## begin
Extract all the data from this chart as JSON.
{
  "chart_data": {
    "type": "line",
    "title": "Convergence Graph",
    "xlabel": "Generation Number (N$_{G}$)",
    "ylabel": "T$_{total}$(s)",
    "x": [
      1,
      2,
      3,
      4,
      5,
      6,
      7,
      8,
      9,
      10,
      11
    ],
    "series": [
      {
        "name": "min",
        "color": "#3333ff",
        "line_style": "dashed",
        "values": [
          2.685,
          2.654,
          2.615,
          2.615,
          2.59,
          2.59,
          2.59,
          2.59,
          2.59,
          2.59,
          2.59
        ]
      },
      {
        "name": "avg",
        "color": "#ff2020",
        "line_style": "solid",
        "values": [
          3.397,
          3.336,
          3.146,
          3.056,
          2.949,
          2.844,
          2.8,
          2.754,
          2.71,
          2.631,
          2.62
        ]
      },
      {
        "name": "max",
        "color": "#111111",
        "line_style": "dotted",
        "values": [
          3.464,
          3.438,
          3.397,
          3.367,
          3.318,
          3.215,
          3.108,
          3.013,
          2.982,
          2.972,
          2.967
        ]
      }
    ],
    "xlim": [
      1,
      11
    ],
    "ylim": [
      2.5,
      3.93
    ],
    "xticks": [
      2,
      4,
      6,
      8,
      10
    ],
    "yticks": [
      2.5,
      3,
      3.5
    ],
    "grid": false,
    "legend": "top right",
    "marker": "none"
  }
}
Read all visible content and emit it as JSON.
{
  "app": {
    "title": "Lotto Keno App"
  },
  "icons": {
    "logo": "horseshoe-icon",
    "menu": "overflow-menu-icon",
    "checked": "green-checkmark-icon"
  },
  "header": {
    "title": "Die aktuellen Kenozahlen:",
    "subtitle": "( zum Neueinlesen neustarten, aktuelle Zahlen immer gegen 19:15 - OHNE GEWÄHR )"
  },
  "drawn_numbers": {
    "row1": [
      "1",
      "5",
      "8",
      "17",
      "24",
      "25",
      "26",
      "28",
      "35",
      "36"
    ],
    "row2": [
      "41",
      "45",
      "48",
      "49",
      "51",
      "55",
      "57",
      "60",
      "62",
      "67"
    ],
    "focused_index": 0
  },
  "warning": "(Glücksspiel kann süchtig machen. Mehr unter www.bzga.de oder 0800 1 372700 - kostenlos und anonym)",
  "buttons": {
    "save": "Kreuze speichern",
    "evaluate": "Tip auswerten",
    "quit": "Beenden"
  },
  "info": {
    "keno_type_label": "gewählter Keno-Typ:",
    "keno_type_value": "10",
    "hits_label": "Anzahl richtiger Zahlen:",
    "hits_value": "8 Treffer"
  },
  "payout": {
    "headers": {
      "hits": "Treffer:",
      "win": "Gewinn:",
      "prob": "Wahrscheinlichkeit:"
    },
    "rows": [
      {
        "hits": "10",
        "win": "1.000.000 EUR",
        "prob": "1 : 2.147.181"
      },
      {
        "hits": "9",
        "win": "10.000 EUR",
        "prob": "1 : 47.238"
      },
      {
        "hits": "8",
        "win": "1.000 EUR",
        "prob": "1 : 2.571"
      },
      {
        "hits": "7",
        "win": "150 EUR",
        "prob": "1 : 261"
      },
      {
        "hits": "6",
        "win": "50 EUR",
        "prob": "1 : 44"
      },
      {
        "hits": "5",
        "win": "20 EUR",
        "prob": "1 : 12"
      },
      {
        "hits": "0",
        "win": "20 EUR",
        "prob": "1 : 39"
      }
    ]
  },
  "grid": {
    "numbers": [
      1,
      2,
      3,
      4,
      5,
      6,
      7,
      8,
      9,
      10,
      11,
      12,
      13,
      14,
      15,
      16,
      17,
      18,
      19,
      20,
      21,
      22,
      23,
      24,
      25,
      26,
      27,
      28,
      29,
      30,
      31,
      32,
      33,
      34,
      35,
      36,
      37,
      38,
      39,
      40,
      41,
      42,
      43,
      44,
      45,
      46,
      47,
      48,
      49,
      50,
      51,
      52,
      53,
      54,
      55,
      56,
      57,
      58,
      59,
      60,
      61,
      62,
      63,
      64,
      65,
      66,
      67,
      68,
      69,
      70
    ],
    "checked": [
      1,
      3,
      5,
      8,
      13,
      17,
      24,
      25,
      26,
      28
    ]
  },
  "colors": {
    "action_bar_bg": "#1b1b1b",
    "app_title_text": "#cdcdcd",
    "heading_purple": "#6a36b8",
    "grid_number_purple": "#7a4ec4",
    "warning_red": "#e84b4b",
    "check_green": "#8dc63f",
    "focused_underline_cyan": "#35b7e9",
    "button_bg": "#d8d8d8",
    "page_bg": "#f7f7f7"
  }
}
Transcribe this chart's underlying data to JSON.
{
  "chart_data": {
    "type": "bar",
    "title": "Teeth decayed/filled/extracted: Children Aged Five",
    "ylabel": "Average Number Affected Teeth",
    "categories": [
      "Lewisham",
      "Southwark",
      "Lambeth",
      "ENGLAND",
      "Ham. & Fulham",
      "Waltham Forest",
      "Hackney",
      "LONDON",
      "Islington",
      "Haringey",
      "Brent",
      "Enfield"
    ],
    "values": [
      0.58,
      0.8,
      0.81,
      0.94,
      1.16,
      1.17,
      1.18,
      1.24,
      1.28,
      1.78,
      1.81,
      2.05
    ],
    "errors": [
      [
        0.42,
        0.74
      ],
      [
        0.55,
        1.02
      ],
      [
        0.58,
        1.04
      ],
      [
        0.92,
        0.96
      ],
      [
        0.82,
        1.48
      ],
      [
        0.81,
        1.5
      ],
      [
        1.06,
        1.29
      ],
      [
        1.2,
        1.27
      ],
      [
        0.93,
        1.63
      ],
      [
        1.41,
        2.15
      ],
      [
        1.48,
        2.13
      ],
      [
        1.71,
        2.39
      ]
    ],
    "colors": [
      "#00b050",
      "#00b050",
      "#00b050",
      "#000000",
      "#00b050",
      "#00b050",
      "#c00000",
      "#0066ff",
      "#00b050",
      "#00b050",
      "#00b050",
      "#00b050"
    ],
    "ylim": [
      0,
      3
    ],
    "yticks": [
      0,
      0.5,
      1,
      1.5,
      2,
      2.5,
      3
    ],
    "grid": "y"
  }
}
## end
■ EXERCISE INSTRUCTIONS: Extract each line from the listing above, please, and repeat it exactly.

■ WRITTEN SOLUTION:
Extract all the data from this chart as JSON.
{
  "chart_data": {
    "type": "line",
    "title": "Convergence Graph",
    "xlabel": "Generation Number (N$_{G}$)",
    "ylabel": "T$_{total}$(s)",
    "x": [
      1,
      2,
      3,
      4,
      5,
      6,
      7,
      8,
      9,
      10,
      11
    ],
    "series": [
      {
        "name": "min",
        "color": "#3333ff",
        "line_style": "dashed",
        "values": [
          2.685,
          2.654,
          2.615,
          2.615,
          2.59,
          2.59,
          2.59,
          2.59,
          2.59,
          2.59,
          2.59
        ]
      },
      {
        "name": "avg",
        "color": "#ff2020",
        "line_style": "solid",
        "values": [
          3.397,
          3.336,
          3.146,
          3.056,
          2.949,
          2.844,
          2.8,
          2.754,
          2.71,
          2.631,
          2.62
        ]
      },
      {
        "name": "max",
        "color": "#111111",
        "line_style": "dotted",
        "values": [
          3.464,
          3.438,
          3.397,
          3.367,
          3.318,
          3.215,
          3.108,
          3.013,
          2.982,
          2.972,
          2.967
        ]
      }
    ],
    "xlim": [
      1,
      11
    ],
    "ylim": [
      2.5,
      3.93
    ],
    "xticks": [
      2,
      4,
      6,
      8,
      10
    ],
    "yticks": [
      2.5,
      3,
      3.5
    ],
    "grid": false,
    "legend": "top right",
    "marker": "none"
  }
}
Read all visible content and emit it as JSON.
{
  "app": {
    "title": "Lotto Keno App"
  },
  "icons": {
    "logo": "horseshoe-icon",
    "menu": "overflow-menu-icon",
    "checked": "green-checkmark-icon"
  },
  "header": {
    "title": "Die aktuellen Kenozahlen:",
    "subtitle": "( zum Neueinlesen neustarten, aktuelle Zahlen immer gegen 19:15 - OHNE GEWÄHR )"
  },
  "drawn_numbers": {
    "row1": [
      "1",
      "5",
      "8",
      "17",
      "24",
      "25",
      "26",
      "28",
      "35",
      "36"
    ],
    "row2": [
      "41",
      "45",
      "48",
      "49",
      "51",
      "55",
      "57",
      "60",
      "62",
      "67"
    ],
    "focused_index": 0
  },
  "warning": "(Glücksspiel kann süchtig machen. Mehr unter www.bzga.de oder 0800 1 372700 - kostenlos und anonym)",
  "buttons": {
    "save": "Kreuze speichern",
    "evaluate": "Tip auswerten",
    "quit": "Beenden"
  },
  "info": {
    "keno_type_label": "gewählter Keno-Typ:",
    "keno_type_value": "10",
    "hits_label": "Anzahl richtiger Zahlen:",
    "hits_value": "8 Treffer"
  },
  "payout": {
    "headers": {
      "hits": "Treffer:",
      "win": "Gewinn:",
      "prob": "Wahrscheinlichkeit:"
    },
    "rows": [
      {
        "hits": "10",
        "win": "1.000.000 EUR",
        "prob": "1 : 2.147.181"
      },
      {
        "hits": "9",
        "win": "10.000 EUR",
        "prob": "1 : 47.238"
      },
      {
        "hits": "8",
        "win": "1.000 EUR",
        "prob": "1 : 2.571"
      },
      {
        "hits": "7",
        "win": "150 EUR",
        "prob": "1 : 261"
      },
      {
        "hits": "6",
        "win": "50 EUR",
        "prob": "1 : 44"
      },
      {
        "hits": "5",
        "win": "20 EUR",
        "prob": "1 : 12"
      },
      {
        "hits": "0",
        "win": "20 EUR",
        "prob": "1 : 39"
      }
    ]
  },
  "grid": {
    "numbers": [
      1,
      2,
      3,
      4,
      5,
      6,
      7,
      8,
      9,
      10,
      11,
      12,
      13,
      14,
      15,
      16,
      17,
      18,
      19,
      20,
      21,
      22,
      23,
      24,
      25,
      26,
      27,
      28,
      29,
      30,
      31,
      32,
      33,
      34,
      35,
      36,
      37,
      38,
      39,
      40,
      41,
      42,
      43,
      44,
      45,
      46,
      47,
      48,
      49,
      50,
      51,
      52,
      53,
      54,
      55,
      56,
      57,
      58,
      59,
      60,
      61,
      62,
      63,
      64,
      65,
      66,
      67,
      68,
      69,
      70
    ],
    "checked": [
      1,
      3,
      5,
      8,
      13,
      17,
      24,
      25,
      26,
      28
    ]
  },
  "colors": {
    "action_bar_bg": "#1b1b1b",
    "app_title_text": "#cdcdcd",
    "heading_purple": "#6a36b8",
    "grid_number_purple": "#7a4ec4",
    "warning_red": "#e84b4b",
    "check_green": "#8dc63f",
    "focused_underline_cyan": "#35b7e9",
    "button_bg": "#d8d8d8",
    "page_bg": "#f7f7f7"
  }
}
Transcribe this chart's underlying data to JSON.
{
  "chart_data": {
    "type": "bar",
    "title": "Teeth decayed/filled/extracted: Children Aged Five",
    "ylabel": "Average Number Affected Teeth",
    "categories": [
      "Lewisham",
      "Southwark",
      "Lambeth",
      "ENGLAND",
      "Ham. & Fulham",
      "Waltham Forest",
      "Hackney",
      "LONDON",
      "Islington",
      "Haringey",
      "Brent",
      "Enfield"
    ],
    "values": [
      0.58,
      0.8,
      0.81,
      0.94,
      1.16,
      1.17,
      1.18,
      1.24,
      1.28,
      1.78,
      1.81,
      2.05
    ],
    "errors": [
      [
        0.42,
        0.74
      ],
      [
        0.55,
        1.02
      ],
      [
        0.58,
        1.04
      ],
      [
        0.92,
        0.96
      ],
      [
        0.82,
        1.48
      ],
      [
        0.81,
        1.5
      ],
      [
        1.06,
        1.29
      ],
      [
        1.2,
        1.27
      ],
      [
        0.93,
        1.63
      ],
      [
        1.41,
        2.15
      ],
      [
        1.48,
        2.13
      ],
      [
        1.71,
        2.39
      ]
    ],
    "colors": [
      "#00b050",
      "#00b050",
      "#00b050",
      "#000000",
      "#00b050",
      "#00b050",
      "#c00000",
      "#0066ff",
      "#00b050",
      "#00b050",
      "#00b050",
      "#00b050"
    ],
    "ylim": [
      0,
      3
    ],
    "yticks": [
      0,
      0.5,
      1,
      1.5,
      2,
      2.5,
      3
    ],
    "grid": "y"
  }
}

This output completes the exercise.